> Source records:
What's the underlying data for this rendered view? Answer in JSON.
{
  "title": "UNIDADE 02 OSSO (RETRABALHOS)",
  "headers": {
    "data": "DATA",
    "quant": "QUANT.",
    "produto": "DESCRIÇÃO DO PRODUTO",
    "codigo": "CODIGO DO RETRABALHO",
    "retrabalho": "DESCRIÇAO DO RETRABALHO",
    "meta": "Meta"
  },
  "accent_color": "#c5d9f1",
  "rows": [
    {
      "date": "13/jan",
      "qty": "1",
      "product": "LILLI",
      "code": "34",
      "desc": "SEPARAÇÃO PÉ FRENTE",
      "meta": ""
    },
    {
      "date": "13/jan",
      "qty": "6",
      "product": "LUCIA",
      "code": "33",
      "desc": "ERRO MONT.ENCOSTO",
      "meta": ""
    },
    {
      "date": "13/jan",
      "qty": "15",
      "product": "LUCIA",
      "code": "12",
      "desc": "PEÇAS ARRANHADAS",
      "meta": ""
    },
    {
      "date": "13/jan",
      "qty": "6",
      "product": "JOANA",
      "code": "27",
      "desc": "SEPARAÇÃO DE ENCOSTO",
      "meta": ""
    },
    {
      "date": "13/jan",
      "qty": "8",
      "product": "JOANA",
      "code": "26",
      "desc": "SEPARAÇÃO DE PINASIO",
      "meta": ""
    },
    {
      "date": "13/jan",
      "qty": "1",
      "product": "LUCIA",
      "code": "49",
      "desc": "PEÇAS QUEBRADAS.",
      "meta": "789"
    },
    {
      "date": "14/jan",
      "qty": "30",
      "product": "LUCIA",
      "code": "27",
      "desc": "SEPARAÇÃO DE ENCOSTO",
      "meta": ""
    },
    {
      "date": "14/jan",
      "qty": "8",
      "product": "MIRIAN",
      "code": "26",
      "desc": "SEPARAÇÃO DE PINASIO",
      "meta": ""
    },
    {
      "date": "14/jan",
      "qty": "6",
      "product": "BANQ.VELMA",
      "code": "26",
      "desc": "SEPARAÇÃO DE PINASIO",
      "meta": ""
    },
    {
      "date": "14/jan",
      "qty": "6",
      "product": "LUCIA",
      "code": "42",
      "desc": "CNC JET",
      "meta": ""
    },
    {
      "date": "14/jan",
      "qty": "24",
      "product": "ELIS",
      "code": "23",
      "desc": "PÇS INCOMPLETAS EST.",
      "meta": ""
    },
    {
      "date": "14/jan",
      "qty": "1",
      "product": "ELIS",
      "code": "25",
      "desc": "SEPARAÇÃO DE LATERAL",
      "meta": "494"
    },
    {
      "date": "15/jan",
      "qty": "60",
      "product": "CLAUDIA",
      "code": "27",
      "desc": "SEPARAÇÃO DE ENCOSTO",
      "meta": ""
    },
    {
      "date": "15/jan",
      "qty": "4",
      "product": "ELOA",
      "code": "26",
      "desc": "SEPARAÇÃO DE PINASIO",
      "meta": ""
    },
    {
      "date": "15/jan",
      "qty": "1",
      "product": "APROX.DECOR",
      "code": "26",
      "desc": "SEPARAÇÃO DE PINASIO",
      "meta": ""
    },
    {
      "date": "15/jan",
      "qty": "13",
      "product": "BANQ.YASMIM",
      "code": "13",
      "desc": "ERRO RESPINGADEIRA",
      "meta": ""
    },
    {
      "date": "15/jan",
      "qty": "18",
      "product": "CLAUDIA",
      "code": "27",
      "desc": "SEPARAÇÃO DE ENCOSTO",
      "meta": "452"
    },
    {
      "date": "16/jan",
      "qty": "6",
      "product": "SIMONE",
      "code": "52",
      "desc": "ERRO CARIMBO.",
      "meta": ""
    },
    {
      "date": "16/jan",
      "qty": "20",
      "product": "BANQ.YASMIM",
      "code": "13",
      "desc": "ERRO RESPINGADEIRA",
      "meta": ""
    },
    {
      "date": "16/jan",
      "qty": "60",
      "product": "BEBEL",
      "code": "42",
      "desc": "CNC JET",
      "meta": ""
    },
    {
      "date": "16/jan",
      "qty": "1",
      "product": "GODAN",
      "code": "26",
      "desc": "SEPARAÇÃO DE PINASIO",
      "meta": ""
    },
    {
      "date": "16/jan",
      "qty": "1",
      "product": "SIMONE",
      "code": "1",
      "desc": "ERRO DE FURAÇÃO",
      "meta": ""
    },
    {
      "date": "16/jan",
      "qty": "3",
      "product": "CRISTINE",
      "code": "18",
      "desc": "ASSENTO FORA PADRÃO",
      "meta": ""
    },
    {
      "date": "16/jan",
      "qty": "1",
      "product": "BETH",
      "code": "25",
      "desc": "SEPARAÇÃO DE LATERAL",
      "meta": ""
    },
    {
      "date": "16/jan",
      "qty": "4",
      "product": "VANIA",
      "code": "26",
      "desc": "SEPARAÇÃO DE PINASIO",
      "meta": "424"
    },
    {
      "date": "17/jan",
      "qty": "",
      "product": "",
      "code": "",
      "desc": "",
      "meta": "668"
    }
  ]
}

> What you are asked to do: Print out the whole listing exactly as it appears.

> Solution for this problem:
What's the underlying data for this rendered view? Answer in JSON.
{
  "title": "UNIDADE 02 OSSO (RETRABALHOS)",
  "headers": {
    "data": "DATA",
    "quant": "QUANT.",
    "produto": "DESCRIÇÃO DO PRODUTO",
    "codigo": "CODIGO DO RETRABALHO",
    "retrabalho": "DESCRIÇAO DO RETRABALHO",
    "meta": "Meta"
  },
  "accent_color": "#c5d9f1",
  "rows": [
    {
      "date": "13/jan",
      "qty": "1",
      "product": "LILLI",
      "code": "34",
      "desc": "SEPARAÇÃO PÉ FRENTE",
      "meta": ""
    },
    {
      "date": "13/jan",
      "qty": "6",
      "product": "LUCIA",
      "code": "33",
      "desc": "ERRO MONT.ENCOSTO",
      "meta": ""
    },
    {
      "date": "13/jan",
      "qty": "15",
      "product": "LUCIA",
      "code": "12",
      "desc": "PEÇAS ARRANHADAS",
      "meta": ""
    },
    {
      "date": "13/jan",
      "qty": "6",
      "product": "JOANA",
      "code": "27",
      "desc": "SEPARAÇÃO DE ENCOSTO",
      "meta": ""
    },
    {
      "date": "13/jan",
      "qty": "8",
      "product": "JOANA",
      "code": "26",
      "desc": "SEPARAÇÃO DE PINASIO",
      "meta": ""
    },
    {
      "date": "13/jan",
      "qty": "1",
      "product": "LUCIA",
      "code": "49",
      "desc": "PEÇAS QUEBRADAS.",
      "meta": "789"
    },
    {
      "date": "14/jan",
      "qty": "30",
      "product": "LUCIA",
      "code": "27",
      "desc": "SEPARAÇÃO DE ENCOSTO",
      "meta": ""
    },
    {
      "date": "14/jan",
      "qty": "8",
      "product": "MIRIAN",
      "code": "26",
      "desc": "SEPARAÇÃO DE PINASIO",
      "meta": ""
    },
    {
      "date": "14/jan",
      "qty": "6",
      "product": "BANQ.VELMA",
      "code": "26",
      "desc": "SEPARAÇÃO DE PINASIO",
      "meta": ""
    },
    {
      "date": "14/jan",
      "qty": "6",
      "product": "LUCIA",
      "code": "42",
      "desc": "CNC JET",
      "meta": ""
    },
    {
      "date": "14/jan",
      "qty": "24",
      "product": "ELIS",
      "code": "23",
      "desc": "PÇS INCOMPLETAS EST.",
      "meta": ""
    },
    {
      "date": "14/jan",
      "qty": "1",
      "product": "ELIS",
      "code": "25",
      "desc": "SEPARAÇÃO DE LATERAL",
      "meta": "494"
    },
    {
      "date": "15/jan",
      "qty": "60",
      "product": "CLAUDIA",
      "code": "27",
      "desc": "SEPARAÇÃO DE ENCOSTO",
      "meta": ""
    },
    {
      "date": "15/jan",
      "qty": "4",
      "product": "ELOA",
      "code": "26",
      "desc": "SEPARAÇÃO DE PINASIO",
      "meta": ""
    },
    {
      "date": "15/jan",
      "qty": "1",
      "product": "APROX.DECOR",
      "code": "26",
      "desc": "SEPARAÇÃO DE PINASIO",
      "meta": ""
    },
    {
      "date": "15/jan",
      "qty": "13",
      "product": "BANQ.YASMIM",
      "code": "13",
      "desc": "ERRO RESPINGADEIRA",
      "meta": ""
    },
    {
      "date": "15/jan",
      "qty": "18",
      "product": "CLAUDIA",
      "code": "27",
      "desc": "SEPARAÇÃO DE ENCOSTO",
      "meta": "452"
    },
    {
      "date": "16/jan",
      "qty": "6",
      "product": "SIMONE",
      "code": "52",
      "desc": "ERRO CARIMBO.",
      "meta": ""
    },
    {
      "date": "16/jan",
      "qty": "20",
      "product": "BANQ.YASMIM",
      "code": "13",
      "desc": "ERRO RESPINGADEIRA",
      "meta": ""
    },
    {
      "date": "16/jan",
      "qty": "60",
      "product": "BEBEL",
      "code": "42",
      "desc": "CNC JET",
      "meta": ""
    },
    {
      "date": "16/jan",
      "qty": "1",
      "product": "GODAN",
      "code": "26",
      "desc": "SEPARAÇÃO DE PINASIO",
      "meta": ""
    },
    {
      "date": "16/jan",
      "qty": "1",
      "product": "SIMONE",
      "code": "1",
      "desc": "ERRO DE FURAÇÃO",
      "meta": ""
    },
    {
      "date": "16/jan",
      "qty": "3",
      "product": "CRISTINE",
      "code": "18",
      "desc": "ASSENTO FORA PADRÃO",
      "meta": ""
    },
    {
      "date": "16/jan",
      "qty": "1",
      "product": "BETH",
      "code": "25",
      "desc": "SEPARAÇÃO DE LATERAL",
      "meta": ""
    },
    {
      "date": "16/jan",
      "qty": "4",
      "product": "VANIA",
      "code": "26",
      "desc": "SEPARAÇÃO DE PINASIO",
      "meta": "424"
    },
    {
      "date": "17/jan",
      "qty": "",
      "product": "",
      "code": "",
      "desc": "",
      "meta": "668"
    }
  ]
}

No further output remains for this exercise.